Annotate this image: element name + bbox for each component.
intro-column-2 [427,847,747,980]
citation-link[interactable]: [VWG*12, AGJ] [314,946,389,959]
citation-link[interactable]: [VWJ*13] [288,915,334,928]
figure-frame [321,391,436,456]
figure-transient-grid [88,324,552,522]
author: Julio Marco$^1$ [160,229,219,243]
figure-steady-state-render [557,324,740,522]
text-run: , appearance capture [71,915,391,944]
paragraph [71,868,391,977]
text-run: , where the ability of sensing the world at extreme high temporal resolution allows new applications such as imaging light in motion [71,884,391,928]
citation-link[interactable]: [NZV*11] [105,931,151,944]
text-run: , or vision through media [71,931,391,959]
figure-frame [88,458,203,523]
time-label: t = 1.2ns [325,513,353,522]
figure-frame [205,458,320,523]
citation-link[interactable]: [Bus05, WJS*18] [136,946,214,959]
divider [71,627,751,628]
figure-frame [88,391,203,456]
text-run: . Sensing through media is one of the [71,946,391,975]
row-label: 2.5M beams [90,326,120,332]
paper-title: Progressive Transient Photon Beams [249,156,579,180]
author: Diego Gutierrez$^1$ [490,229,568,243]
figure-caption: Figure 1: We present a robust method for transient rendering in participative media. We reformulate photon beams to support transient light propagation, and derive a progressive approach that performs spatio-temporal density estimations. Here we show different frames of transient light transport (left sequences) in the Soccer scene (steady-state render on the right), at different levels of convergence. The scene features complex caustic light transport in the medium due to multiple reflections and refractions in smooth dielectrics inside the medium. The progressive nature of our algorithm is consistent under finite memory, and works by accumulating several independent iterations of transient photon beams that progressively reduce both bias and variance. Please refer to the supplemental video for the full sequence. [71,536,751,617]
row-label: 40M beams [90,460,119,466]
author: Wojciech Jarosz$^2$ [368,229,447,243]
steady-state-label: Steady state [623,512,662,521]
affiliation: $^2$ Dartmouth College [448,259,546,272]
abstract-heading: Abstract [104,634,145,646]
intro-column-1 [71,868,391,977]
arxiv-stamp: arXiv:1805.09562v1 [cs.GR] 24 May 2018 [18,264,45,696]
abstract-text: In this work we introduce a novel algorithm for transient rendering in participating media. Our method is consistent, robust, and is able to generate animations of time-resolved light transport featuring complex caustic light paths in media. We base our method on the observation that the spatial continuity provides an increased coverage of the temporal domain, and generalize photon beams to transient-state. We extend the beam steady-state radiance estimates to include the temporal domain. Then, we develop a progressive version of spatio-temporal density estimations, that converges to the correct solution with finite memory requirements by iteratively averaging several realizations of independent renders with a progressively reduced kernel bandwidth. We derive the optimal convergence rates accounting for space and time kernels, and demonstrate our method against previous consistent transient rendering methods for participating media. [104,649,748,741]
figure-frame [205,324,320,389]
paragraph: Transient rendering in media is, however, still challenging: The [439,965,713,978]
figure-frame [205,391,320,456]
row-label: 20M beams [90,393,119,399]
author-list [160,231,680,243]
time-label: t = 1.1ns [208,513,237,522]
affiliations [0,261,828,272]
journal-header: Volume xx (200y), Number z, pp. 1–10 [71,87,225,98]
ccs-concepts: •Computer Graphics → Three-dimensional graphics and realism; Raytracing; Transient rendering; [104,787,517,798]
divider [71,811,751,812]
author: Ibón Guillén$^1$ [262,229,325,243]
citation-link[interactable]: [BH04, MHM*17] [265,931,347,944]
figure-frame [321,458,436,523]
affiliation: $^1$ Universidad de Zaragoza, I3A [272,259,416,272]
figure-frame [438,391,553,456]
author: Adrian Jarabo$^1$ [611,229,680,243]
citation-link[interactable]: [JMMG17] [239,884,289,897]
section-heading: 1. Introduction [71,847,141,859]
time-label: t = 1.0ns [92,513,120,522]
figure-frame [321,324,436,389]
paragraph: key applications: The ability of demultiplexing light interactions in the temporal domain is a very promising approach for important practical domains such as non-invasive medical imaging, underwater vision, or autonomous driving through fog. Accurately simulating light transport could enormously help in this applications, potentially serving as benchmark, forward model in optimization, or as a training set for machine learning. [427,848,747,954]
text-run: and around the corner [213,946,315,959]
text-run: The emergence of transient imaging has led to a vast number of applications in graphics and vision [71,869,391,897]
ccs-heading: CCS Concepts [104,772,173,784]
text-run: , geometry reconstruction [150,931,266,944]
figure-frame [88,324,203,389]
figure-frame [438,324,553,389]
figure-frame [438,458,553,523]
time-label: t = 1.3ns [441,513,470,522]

§ WHAT THE TASK ASKS
From the data above, pull out every line that contains the string "link", matching case exactly.

§ TASK SOLUTION
citation-link[interactable]: [VWG*12, AGJ] [314,946,389,959]
citation-link[interactable]: [VWJ*13] [288,915,334,928]
citation-link[interactable]: [NZV*11] [105,931,151,944]
citation-link[interactable]: [Bus05, WJS*18] [136,946,214,959]
citation-link[interactable]: [BH04, MHM*17] [265,931,347,944]
citation-link[interactable]: [JMMG17] [239,884,289,897]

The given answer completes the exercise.